Most drugs produce effects by interacting with a biological target (usually a protein). The major target types are:

Receptors: proteins that detect a signal (often an endogenous ligand like a hormone or neurotransmitter) and convert it into a cellular response.
Enzymes: catalysts that speed up chemical reactions; drugs often inhibit them or act as false substrates.
Ion channels: pores that open/close to control ion flow and membrane potential; drugs can block the pore or change gating.
Transporters: proteins that move molecules across membranes; drugs can inhibit reuptake or alter exchange.

This chapter emphasizes receptors because many clinically important drugs work by binding to receptors and changing their activity.

Binding is usually reversible: “occupancy” is not the same as “effect”

Reversible binding as an equilibrium

For many drugs, binding to a receptor is a reversible interaction:

Drug (D) + Receptor (R) ⇌ Drug–Receptor complex (DR)

At any moment, some receptors are unbound (R) and some are bound (DR). The fraction bound depends on drug concentration and how tightly the drug binds.

#### RECORDS SHOWN
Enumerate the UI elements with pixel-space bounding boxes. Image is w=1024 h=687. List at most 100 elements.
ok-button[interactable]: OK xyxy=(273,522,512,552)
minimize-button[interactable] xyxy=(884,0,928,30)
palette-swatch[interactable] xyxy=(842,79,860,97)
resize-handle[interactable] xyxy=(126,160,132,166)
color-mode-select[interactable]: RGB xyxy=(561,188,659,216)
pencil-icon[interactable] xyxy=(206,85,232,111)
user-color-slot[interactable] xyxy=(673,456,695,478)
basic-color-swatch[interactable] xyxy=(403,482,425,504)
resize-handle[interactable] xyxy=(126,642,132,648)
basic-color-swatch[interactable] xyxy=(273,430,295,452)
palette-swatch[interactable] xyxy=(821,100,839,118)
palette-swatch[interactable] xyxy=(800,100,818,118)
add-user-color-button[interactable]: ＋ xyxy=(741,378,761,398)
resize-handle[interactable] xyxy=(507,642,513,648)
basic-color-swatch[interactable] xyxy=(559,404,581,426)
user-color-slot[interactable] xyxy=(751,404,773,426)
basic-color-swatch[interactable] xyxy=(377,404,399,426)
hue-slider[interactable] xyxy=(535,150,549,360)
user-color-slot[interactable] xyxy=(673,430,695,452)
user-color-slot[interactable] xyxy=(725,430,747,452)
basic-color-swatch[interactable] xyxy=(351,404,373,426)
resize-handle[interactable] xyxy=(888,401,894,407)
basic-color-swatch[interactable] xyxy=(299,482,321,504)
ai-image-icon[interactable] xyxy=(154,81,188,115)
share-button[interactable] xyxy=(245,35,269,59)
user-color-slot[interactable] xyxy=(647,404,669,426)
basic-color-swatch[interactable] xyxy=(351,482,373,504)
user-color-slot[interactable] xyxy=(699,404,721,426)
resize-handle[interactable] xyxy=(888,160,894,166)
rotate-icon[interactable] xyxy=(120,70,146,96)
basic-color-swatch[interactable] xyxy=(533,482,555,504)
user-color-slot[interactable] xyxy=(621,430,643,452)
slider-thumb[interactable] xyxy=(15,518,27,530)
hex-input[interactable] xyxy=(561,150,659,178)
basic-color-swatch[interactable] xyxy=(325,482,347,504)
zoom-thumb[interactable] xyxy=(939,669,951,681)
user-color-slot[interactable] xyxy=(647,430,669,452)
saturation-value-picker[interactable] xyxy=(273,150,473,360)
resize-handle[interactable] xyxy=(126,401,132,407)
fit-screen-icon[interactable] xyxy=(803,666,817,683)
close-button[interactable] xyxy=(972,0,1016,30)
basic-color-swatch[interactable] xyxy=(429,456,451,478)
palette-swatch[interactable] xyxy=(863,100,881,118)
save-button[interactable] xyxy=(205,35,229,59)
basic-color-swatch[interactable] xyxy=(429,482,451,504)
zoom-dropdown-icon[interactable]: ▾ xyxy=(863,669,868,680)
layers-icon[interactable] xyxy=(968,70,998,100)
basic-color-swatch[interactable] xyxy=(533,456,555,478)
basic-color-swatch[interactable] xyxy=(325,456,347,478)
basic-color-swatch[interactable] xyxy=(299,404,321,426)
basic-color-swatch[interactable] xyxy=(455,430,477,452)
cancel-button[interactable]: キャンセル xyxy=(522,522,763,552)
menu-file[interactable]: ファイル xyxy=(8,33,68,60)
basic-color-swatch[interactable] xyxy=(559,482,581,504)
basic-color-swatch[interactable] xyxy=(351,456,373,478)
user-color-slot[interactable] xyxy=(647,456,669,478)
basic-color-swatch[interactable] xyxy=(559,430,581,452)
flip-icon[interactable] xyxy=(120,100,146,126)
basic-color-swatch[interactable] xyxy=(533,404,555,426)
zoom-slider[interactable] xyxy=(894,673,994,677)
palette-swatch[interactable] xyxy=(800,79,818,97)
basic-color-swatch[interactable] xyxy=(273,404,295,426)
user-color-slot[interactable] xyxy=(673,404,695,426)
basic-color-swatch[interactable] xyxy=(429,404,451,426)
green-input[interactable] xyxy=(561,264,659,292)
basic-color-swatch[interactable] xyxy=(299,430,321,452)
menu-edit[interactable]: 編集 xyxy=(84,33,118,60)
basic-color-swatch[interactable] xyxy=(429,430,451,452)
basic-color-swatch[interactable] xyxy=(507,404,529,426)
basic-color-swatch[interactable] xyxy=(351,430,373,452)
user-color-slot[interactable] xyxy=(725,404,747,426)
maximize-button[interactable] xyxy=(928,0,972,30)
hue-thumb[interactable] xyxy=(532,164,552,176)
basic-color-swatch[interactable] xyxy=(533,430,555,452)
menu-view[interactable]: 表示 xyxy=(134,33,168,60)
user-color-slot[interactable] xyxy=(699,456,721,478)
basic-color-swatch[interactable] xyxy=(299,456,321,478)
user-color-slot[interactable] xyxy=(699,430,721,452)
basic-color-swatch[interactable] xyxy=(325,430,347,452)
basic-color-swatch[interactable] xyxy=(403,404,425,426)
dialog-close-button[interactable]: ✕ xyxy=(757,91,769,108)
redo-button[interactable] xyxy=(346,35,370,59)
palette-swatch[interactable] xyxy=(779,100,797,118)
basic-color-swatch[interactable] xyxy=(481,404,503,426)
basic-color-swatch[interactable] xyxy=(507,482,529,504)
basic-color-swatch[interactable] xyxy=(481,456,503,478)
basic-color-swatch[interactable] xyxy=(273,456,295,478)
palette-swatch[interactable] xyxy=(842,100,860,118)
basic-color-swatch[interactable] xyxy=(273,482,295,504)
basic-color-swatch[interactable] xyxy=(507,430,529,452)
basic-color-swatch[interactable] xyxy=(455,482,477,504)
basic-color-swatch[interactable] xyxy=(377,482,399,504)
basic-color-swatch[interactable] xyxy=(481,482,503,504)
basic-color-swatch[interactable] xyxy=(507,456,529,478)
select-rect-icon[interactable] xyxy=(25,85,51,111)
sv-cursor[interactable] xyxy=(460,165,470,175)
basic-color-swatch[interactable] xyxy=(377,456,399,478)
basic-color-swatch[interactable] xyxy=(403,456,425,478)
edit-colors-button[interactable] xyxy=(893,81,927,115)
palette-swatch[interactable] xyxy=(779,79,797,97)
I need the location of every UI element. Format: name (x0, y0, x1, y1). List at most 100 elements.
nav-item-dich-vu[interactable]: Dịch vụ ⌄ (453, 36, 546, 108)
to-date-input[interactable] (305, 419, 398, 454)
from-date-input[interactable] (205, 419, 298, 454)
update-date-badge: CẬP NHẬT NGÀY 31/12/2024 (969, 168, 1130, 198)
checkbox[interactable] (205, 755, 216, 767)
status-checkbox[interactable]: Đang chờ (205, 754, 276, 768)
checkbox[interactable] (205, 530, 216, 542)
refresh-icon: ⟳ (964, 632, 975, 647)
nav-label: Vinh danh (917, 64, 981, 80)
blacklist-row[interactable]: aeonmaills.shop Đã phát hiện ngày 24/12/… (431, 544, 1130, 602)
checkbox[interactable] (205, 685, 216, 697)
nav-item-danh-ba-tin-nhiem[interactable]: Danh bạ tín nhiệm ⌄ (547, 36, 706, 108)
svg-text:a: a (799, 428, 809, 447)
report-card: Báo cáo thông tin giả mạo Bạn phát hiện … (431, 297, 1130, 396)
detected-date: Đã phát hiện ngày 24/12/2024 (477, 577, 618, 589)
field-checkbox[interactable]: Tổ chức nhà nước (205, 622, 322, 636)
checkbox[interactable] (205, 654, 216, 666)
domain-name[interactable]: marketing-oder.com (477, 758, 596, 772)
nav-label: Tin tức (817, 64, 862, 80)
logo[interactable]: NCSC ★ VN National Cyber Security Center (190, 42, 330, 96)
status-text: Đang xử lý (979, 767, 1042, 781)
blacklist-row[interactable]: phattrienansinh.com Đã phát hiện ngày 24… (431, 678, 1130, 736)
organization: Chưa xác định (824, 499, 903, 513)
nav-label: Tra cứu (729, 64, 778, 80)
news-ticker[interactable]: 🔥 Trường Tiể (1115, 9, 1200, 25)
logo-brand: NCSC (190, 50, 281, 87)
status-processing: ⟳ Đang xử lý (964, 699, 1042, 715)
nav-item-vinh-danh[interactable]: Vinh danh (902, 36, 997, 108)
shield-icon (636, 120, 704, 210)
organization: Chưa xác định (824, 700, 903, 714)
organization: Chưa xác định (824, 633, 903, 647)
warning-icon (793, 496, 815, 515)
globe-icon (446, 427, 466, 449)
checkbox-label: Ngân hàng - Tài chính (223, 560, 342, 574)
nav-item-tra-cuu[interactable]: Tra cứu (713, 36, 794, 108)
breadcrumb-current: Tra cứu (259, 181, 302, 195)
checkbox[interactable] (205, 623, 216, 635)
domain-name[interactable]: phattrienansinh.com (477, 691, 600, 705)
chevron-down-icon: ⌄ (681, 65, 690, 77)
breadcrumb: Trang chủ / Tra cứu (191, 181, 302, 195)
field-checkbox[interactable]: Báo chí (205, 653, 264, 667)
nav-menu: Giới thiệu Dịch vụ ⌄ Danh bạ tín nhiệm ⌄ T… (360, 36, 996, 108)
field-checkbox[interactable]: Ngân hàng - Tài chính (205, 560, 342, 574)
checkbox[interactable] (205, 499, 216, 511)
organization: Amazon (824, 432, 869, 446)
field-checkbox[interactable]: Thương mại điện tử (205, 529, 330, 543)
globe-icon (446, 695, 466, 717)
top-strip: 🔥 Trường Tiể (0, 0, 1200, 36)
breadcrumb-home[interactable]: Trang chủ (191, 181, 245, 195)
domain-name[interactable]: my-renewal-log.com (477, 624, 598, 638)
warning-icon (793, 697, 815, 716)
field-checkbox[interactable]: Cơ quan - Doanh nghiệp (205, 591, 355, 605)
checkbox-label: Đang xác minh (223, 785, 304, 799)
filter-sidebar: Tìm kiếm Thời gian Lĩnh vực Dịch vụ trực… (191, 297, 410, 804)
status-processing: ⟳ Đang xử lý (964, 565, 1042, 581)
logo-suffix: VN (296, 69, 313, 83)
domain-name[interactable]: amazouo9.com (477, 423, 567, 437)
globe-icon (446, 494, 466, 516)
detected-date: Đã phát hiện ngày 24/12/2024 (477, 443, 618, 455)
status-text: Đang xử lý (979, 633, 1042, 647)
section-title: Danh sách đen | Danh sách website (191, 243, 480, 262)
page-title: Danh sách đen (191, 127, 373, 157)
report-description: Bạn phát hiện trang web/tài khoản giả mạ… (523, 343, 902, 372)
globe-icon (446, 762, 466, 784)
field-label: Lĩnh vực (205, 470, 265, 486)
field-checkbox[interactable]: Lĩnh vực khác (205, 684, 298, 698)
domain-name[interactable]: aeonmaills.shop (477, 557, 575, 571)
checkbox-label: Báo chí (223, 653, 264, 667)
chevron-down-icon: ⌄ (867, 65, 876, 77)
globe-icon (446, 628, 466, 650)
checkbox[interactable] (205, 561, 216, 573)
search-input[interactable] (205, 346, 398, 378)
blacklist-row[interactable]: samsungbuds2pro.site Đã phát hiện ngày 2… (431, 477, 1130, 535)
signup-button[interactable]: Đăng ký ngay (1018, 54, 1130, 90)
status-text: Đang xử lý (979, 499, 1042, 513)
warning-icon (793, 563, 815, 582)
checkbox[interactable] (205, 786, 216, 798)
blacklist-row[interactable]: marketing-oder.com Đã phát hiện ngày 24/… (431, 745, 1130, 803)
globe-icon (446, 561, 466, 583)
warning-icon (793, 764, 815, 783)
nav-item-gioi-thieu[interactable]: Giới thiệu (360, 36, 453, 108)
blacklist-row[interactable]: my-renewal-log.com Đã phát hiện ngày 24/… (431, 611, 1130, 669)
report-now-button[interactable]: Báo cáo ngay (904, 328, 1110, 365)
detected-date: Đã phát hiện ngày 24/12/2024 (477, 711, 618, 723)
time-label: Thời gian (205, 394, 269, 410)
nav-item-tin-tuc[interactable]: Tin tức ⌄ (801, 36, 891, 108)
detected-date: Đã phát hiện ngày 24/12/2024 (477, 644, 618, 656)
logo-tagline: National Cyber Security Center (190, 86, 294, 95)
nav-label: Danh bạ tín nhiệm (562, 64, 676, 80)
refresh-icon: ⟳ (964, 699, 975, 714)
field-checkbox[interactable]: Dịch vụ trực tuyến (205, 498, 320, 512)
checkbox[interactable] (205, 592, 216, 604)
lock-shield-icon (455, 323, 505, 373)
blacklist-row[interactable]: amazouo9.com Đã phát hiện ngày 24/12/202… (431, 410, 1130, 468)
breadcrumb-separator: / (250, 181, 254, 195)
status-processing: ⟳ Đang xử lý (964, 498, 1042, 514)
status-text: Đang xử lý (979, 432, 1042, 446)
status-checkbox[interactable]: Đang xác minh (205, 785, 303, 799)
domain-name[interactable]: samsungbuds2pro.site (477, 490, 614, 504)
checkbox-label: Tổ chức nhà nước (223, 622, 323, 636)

#### REQUIRED ACTIONS
1. Answer these questions from the text on drug targets:
(a) What are enzymes, as the text describes them?
(b) Why does the chapter emphasize receptors?
(c) What two things determine the fraction of receptors that are bound?
2. Please write out the part of the text on drug targets from "Ion channels: pores" to "the drug binds.", without changing anything.

#### SOLUTIONS TO THE TASKS
1.
(a) Catalysts that speed up chemical reactions.
(b) Because many clinically important drugs work by binding to receptors and changing their activity.
(c) Drug concentration and how tightly the drug binds.

2.
Ion channels: pores that open/close to control ion flow and membrane potential; drugs can block the pore or change gating.
Transporters: proteins that move molecules across membranes; drugs can inhibit reuptake or alter exchange.

This chapter emphasizes receptors because many clinically important drugs work by binding to receptors and changing their activity.

Binding is usually reversible: “occupancy” is not the same as “effect”

Reversible binding as an equilibrium

For many drugs, binding to a receptor is a reversible interaction:

Drug (D) + Receptor (R) ⇌ Drug–Receptor complex (DR)

At any moment, some receptors are unbound (R) and some are bound (DR). The fraction bound depends on drug concentration and how tightly the drug binds.